* [DATASET]
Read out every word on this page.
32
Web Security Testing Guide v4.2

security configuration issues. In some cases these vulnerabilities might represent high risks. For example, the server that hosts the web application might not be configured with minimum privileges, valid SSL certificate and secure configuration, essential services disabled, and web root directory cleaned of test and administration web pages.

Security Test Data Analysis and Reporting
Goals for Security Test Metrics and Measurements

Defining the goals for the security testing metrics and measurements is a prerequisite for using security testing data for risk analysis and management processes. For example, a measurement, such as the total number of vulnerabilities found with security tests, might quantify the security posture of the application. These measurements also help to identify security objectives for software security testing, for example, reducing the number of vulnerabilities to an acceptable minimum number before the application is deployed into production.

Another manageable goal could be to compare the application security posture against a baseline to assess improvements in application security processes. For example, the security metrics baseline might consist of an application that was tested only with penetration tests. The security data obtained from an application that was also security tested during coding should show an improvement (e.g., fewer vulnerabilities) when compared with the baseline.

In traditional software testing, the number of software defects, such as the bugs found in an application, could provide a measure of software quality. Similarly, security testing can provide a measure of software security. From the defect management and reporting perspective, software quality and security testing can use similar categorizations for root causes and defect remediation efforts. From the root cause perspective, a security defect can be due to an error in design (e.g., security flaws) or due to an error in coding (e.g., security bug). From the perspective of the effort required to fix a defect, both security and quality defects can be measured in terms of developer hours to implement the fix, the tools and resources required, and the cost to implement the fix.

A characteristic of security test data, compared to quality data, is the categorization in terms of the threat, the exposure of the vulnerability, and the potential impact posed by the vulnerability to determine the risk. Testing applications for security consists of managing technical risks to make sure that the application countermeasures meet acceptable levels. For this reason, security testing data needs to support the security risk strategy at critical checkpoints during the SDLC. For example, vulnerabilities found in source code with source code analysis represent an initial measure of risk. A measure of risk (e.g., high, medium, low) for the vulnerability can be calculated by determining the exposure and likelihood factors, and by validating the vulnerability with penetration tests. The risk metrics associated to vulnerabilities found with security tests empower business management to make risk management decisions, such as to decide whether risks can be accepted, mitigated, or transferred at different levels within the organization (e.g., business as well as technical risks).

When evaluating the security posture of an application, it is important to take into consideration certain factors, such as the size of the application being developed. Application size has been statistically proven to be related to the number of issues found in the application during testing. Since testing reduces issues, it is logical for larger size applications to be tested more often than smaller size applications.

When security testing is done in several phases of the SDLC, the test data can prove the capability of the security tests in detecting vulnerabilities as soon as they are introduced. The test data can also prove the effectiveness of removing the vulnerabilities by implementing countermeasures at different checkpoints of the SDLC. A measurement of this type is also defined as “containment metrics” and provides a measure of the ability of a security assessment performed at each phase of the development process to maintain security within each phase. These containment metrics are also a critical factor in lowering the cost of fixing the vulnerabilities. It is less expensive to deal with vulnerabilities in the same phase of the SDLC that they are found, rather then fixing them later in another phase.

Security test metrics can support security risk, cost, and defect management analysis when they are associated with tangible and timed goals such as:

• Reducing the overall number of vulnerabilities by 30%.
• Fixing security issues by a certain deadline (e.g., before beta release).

* [STATED PROBLEM] Using the data above, reproduce every line exactly.

* [TASK OUTPUT]
Read out every word on this page.
32
Web Security Testing Guide v4.2

security configuration issues. In some cases these vulnerabilities might represent high risks. For example, the server that hosts the web application might not be configured with minimum privileges, valid SSL certificate and secure configuration, essential services disabled, and web root directory cleaned of test and administration web pages.

Security Test Data Analysis and Reporting
Goals for Security Test Metrics and Measurements

Defining the goals for the security testing metrics and measurements is a prerequisite for using security testing data for risk analysis and management processes. For example, a measurement, such as the total number of vulnerabilities found with security tests, might quantify the security posture of the application. These measurements also help to identify security objectives for software security testing, for example, reducing the number of vulnerabilities to an acceptable minimum number before the application is deployed into production.

Another manageable goal could be to compare the application security posture against a baseline to assess improvements in application security processes. For example, the security metrics baseline might consist of an application that was tested only with penetration tests. The security data obtained from an application that was also security tested during coding should show an improvement (e.g., fewer vulnerabilities) when compared with the baseline.

In traditional software testing, the number of software defects, such as the bugs found in an application, could provide a measure of software quality. Similarly, security testing can provide a measure of software security. From the defect management and reporting perspective, software quality and security testing can use similar categorizations for root causes and defect remediation efforts. From the root cause perspective, a security defect can be due to an error in design (e.g., security flaws) or due to an error in coding (e.g., security bug). From the perspective of the effort required to fix a defect, both security and quality defects can be measured in terms of developer hours to implement the fix, the tools and resources required, and the cost to implement the fix.

A characteristic of security test data, compared to quality data, is the categorization in terms of the threat, the exposure of the vulnerability, and the potential impact posed by the vulnerability to determine the risk. Testing applications for security consists of managing technical risks to make sure that the application countermeasures meet acceptable levels. For this reason, security testing data needs to support the security risk strategy at critical checkpoints during the SDLC. For example, vulnerabilities found in source code with source code analysis represent an initial measure of risk. A measure of risk (e.g., high, medium, low) for the vulnerability can be calculated by determining the exposure and likelihood factors, and by validating the vulnerability with penetration tests. The risk metrics associated to vulnerabilities found with security tests empower business management to make risk management decisions, such as to decide whether risks can be accepted, mitigated, or transferred at different levels within the organization (e.g., business as well as technical risks).

When evaluating the security posture of an application, it is important to take into consideration certain factors, such as the size of the application being developed. Application size has been statistically proven to be related to the number of issues found in the application during testing. Since testing reduces issues, it is logical for larger size applications to be tested more often than smaller size applications.

When security testing is done in several phases of the SDLC, the test data can prove the capability of the security tests in detecting vulnerabilities as soon as they are introduced. The test data can also prove the effectiveness of removing the vulnerabilities by implementing countermeasures at different checkpoints of the SDLC. A measurement of this type is also defined as “containment metrics” and provides a measure of the ability of a security assessment performed at each phase of the development process to maintain security within each phase. These containment metrics are also a critical factor in lowering the cost of fixing the vulnerabilities. It is less expensive to deal with vulnerabilities in the same phase of the SDLC that they are found, rather then fixing them later in another phase.

Security test metrics can support security risk, cost, and defect management analysis when they are associated with tangible and timed goals such as:

• Reducing the overall number of vulnerabilities by 30%.
• Fixing security issues by a certain deadline (e.g., before beta release).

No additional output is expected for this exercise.